== What needs to be done ==
Of the lines below, report only those that contain "required".

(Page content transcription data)

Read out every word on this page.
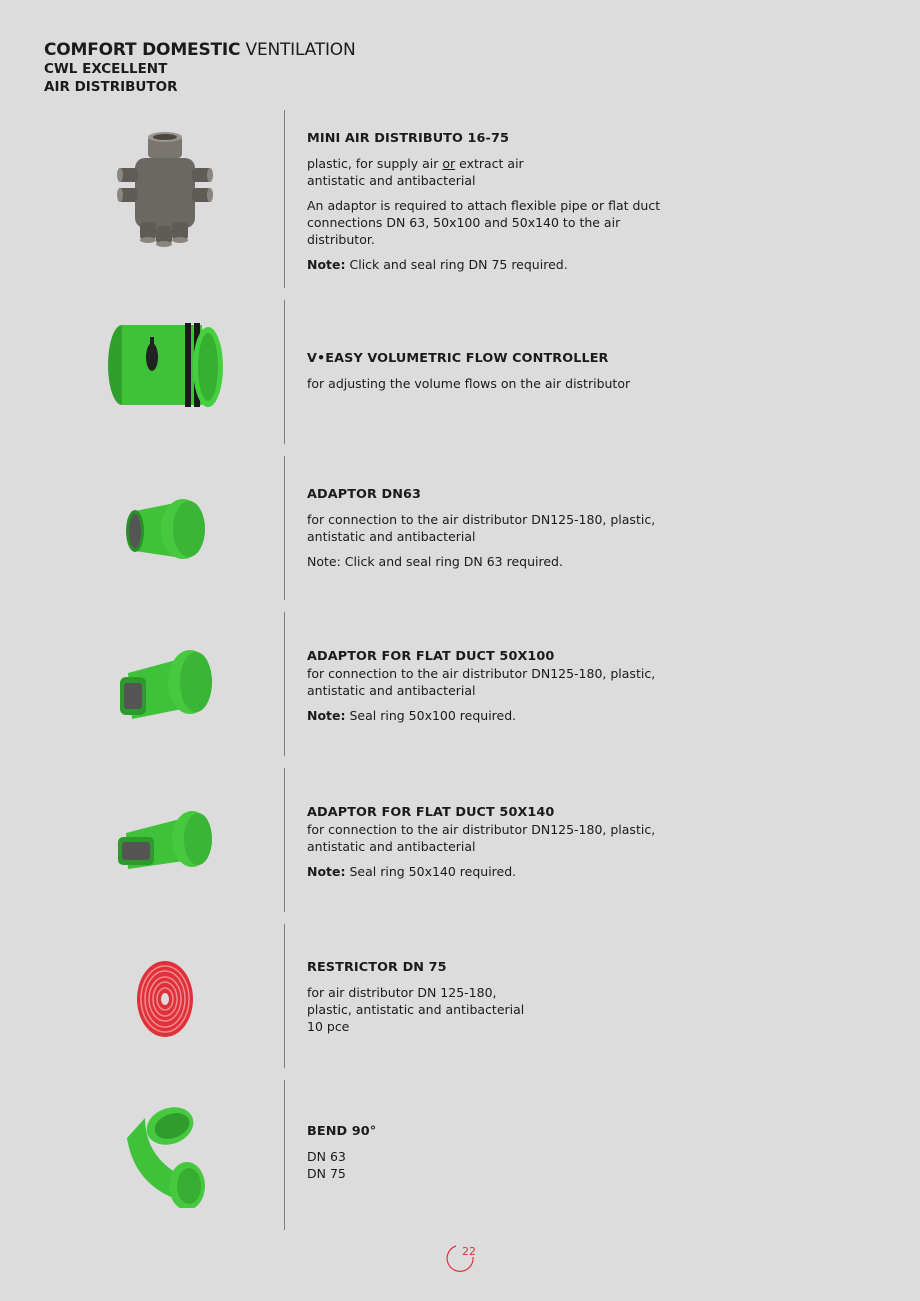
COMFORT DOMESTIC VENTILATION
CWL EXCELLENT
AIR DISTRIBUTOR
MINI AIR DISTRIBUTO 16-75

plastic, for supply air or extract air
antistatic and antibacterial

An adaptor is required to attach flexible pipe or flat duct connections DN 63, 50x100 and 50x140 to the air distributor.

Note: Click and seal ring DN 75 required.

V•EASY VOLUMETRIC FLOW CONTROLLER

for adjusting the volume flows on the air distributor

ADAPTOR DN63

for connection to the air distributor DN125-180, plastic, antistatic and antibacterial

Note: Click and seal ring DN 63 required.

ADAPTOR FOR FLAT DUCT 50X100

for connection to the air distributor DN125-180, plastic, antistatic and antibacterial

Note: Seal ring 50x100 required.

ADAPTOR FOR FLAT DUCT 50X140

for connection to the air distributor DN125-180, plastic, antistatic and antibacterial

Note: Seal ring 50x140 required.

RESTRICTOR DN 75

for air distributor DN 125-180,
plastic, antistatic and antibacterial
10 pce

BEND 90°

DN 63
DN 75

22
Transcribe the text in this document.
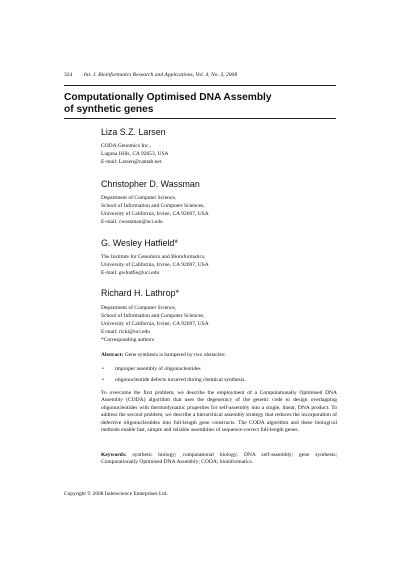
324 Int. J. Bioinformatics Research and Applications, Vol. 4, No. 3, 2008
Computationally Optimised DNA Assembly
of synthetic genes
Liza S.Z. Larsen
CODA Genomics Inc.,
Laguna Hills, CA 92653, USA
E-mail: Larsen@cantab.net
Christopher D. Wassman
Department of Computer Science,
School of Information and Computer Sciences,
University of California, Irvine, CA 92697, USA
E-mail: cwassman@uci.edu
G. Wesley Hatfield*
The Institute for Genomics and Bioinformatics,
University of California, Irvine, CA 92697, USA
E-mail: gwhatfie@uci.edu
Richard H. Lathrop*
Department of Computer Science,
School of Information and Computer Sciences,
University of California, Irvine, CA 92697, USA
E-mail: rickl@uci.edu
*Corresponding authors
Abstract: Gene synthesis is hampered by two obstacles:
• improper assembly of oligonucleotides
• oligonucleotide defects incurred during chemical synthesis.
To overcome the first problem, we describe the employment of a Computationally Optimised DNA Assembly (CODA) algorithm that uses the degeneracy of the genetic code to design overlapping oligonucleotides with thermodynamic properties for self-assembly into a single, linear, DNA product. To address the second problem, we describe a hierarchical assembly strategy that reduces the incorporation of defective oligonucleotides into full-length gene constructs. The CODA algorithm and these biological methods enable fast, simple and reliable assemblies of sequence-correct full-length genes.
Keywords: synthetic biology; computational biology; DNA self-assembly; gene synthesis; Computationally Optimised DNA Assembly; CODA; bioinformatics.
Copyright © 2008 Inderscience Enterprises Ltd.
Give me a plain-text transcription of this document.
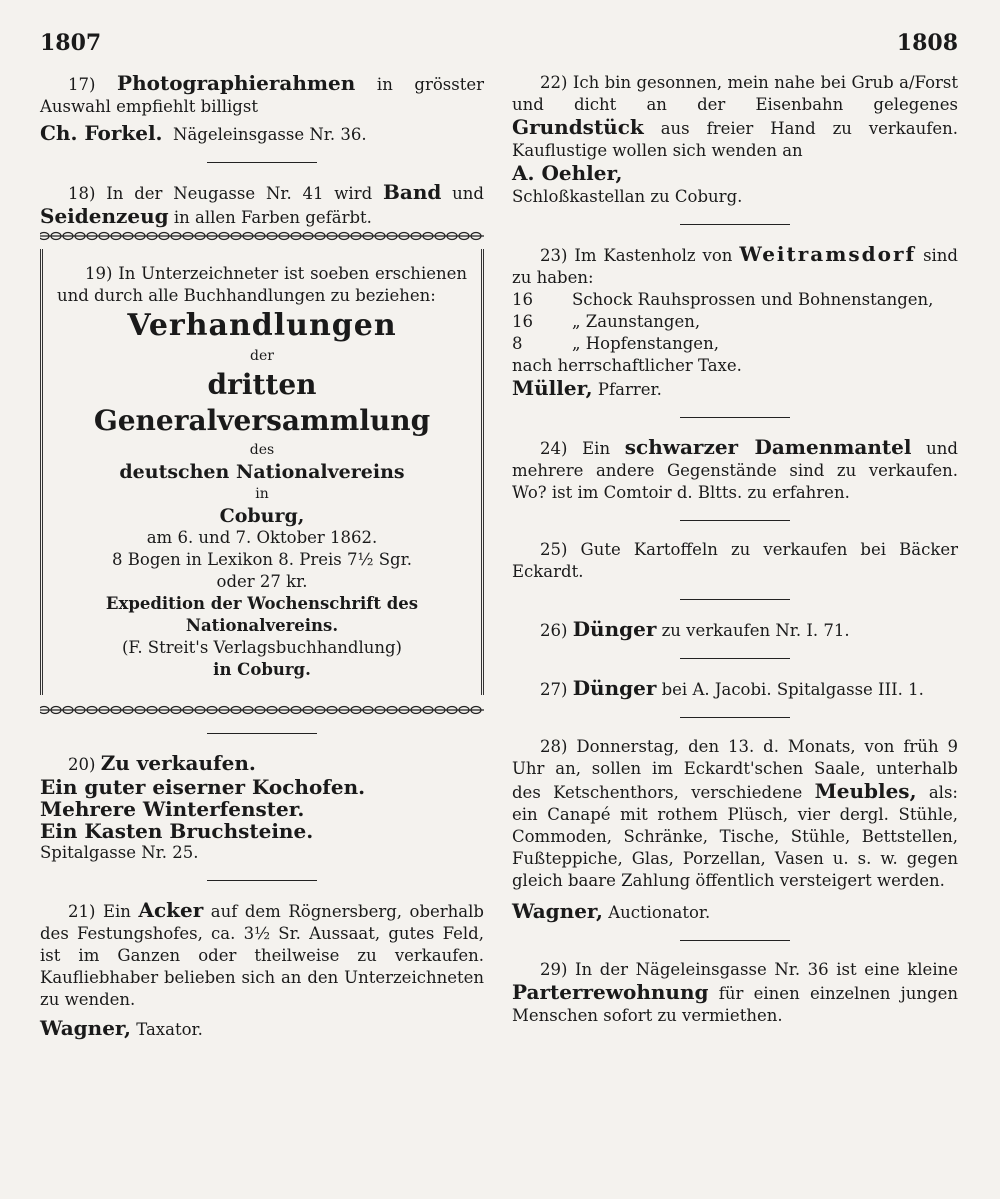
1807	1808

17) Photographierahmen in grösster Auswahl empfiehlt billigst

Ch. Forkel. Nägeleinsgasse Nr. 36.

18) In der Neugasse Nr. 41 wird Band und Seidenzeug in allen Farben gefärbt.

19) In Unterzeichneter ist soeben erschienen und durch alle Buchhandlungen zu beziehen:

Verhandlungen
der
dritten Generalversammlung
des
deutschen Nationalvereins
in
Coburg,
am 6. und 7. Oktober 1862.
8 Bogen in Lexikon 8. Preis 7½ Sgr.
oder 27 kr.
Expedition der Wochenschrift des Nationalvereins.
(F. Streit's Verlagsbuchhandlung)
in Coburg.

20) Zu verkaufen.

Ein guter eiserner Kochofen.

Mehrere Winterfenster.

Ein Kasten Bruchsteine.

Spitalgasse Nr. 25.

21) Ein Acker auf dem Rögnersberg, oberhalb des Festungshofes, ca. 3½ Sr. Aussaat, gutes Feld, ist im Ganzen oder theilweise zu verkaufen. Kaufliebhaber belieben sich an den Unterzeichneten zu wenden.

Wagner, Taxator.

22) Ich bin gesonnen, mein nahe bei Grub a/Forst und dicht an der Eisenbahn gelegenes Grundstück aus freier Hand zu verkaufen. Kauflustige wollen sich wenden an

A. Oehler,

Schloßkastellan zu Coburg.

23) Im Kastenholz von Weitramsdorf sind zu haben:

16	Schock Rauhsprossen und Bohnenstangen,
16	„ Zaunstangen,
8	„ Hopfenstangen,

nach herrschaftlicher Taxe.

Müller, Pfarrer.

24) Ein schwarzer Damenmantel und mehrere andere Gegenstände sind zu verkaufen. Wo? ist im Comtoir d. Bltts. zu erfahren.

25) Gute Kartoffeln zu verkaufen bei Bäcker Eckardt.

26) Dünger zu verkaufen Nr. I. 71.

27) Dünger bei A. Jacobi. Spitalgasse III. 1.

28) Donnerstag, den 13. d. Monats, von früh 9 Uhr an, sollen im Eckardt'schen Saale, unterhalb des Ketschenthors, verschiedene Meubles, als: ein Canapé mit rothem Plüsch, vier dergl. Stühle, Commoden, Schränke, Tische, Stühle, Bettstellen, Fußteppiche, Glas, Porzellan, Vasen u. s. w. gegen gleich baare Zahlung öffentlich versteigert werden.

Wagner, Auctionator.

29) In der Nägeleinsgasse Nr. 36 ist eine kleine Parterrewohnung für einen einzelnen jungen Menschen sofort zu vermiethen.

== Written response ==
An adaptor is required to attach flexible pipe or flat duct connections DN 63, 50x100 and 50x140 to the air distributor.
Note: Click and seal ring DN 75 required.
Note: Click and seal ring DN 63 required.
Note: Seal ring 50x100 required.
Note: Seal ring 50x140 required.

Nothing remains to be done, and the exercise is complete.